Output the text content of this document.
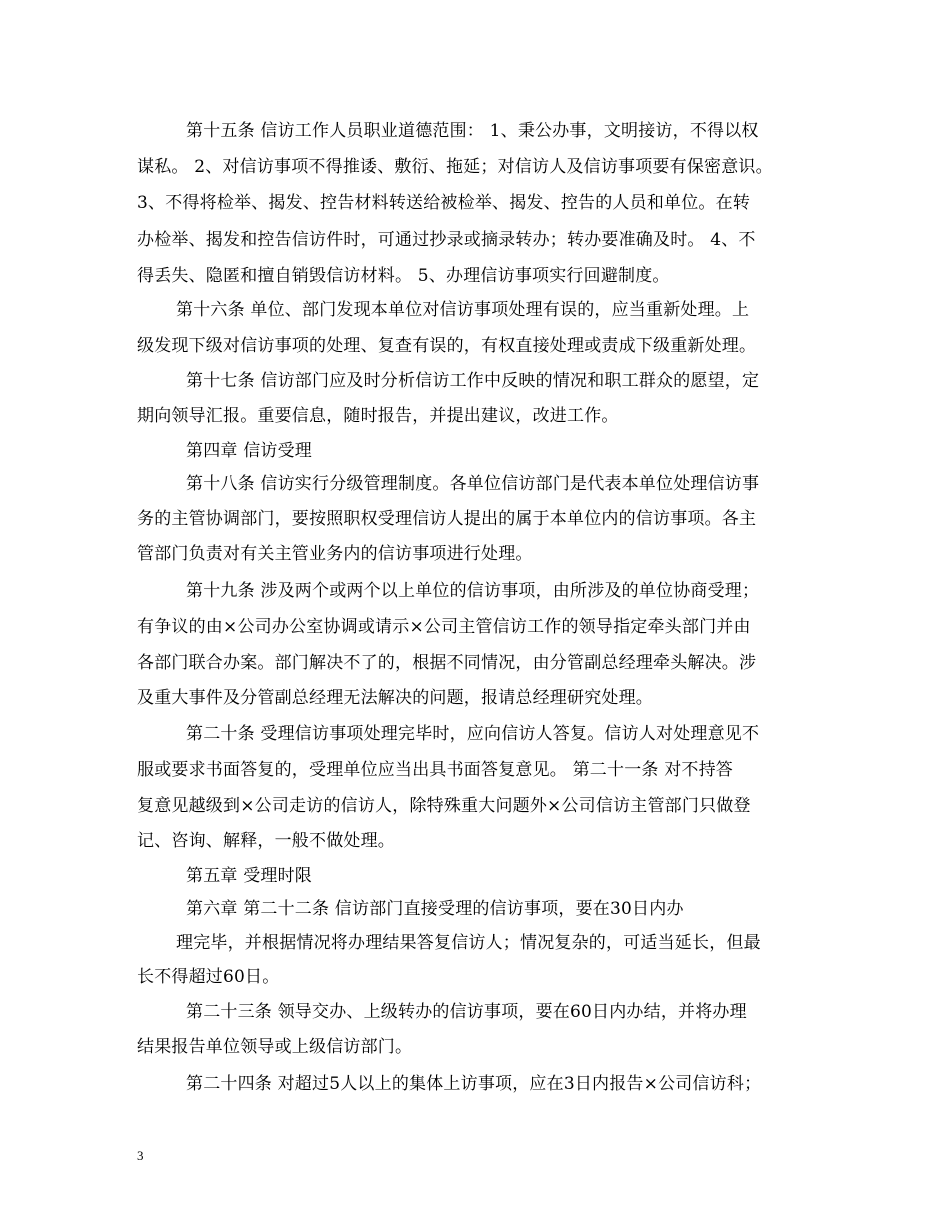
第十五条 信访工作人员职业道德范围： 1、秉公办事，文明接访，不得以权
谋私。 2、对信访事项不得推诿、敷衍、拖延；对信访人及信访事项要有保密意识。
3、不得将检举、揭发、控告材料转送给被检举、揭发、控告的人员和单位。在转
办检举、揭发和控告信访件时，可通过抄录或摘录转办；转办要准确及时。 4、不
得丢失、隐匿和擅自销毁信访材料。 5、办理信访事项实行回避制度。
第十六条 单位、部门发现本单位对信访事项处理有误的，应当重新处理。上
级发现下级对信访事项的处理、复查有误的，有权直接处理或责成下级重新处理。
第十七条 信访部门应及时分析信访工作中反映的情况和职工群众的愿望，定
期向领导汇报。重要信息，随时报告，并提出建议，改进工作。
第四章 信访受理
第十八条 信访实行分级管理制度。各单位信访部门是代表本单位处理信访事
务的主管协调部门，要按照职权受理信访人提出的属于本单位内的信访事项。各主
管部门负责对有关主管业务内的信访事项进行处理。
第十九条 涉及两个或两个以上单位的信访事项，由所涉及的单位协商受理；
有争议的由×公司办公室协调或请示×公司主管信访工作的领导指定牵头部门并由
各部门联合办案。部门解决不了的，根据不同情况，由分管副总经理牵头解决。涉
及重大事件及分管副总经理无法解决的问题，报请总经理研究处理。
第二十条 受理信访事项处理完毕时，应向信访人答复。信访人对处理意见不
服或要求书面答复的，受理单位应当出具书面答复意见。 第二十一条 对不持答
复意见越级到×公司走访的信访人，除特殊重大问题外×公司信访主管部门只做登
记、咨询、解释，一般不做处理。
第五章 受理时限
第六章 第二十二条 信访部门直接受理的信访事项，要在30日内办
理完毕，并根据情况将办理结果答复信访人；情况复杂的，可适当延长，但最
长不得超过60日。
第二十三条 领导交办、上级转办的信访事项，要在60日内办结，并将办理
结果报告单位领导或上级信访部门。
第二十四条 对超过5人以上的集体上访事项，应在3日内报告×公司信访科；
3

━━━━━━━━━━━━━━━━

**REQUEST:**
Copy out the whole listing exactly, and don't carry over any pictures.

**THE COMPLETED TASK:**
Output the text content of this document.
第十五条 信访工作人员职业道德范围： 1、秉公办事，文明接访，不得以权
谋私。 2、对信访事项不得推诿、敷衍、拖延；对信访人及信访事项要有保密意识。
3、不得将检举、揭发、控告材料转送给被检举、揭发、控告的人员和单位。在转
办检举、揭发和控告信访件时，可通过抄录或摘录转办；转办要准确及时。 4、不
得丢失、隐匿和擅自销毁信访材料。 5、办理信访事项实行回避制度。
第十六条 单位、部门发现本单位对信访事项处理有误的，应当重新处理。上
级发现下级对信访事项的处理、复查有误的，有权直接处理或责成下级重新处理。
第十七条 信访部门应及时分析信访工作中反映的情况和职工群众的愿望，定
期向领导汇报。重要信息，随时报告，并提出建议，改进工作。
第四章 信访受理
第十八条 信访实行分级管理制度。各单位信访部门是代表本单位处理信访事
务的主管协调部门，要按照职权受理信访人提出的属于本单位内的信访事项。各主
管部门负责对有关主管业务内的信访事项进行处理。
第十九条 涉及两个或两个以上单位的信访事项，由所涉及的单位协商受理；
有争议的由×公司办公室协调或请示×公司主管信访工作的领导指定牵头部门并由
各部门联合办案。部门解决不了的，根据不同情况，由分管副总经理牵头解决。涉
及重大事件及分管副总经理无法解决的问题，报请总经理研究处理。
第二十条 受理信访事项处理完毕时，应向信访人答复。信访人对处理意见不
服或要求书面答复的，受理单位应当出具书面答复意见。 第二十一条 对不持答
复意见越级到×公司走访的信访人，除特殊重大问题外×公司信访主管部门只做登
记、咨询、解释，一般不做处理。
第五章 受理时限
第六章 第二十二条 信访部门直接受理的信访事项，要在30日内办
理完毕，并根据情况将办理结果答复信访人；情况复杂的，可适当延长，但最
长不得超过60日。
第二十三条 领导交办、上级转办的信访事项，要在60日内办结，并将办理
结果报告单位领导或上级信访部门。
第二十四条 对超过5人以上的集体上访事项，应在3日内报告×公司信访科；
3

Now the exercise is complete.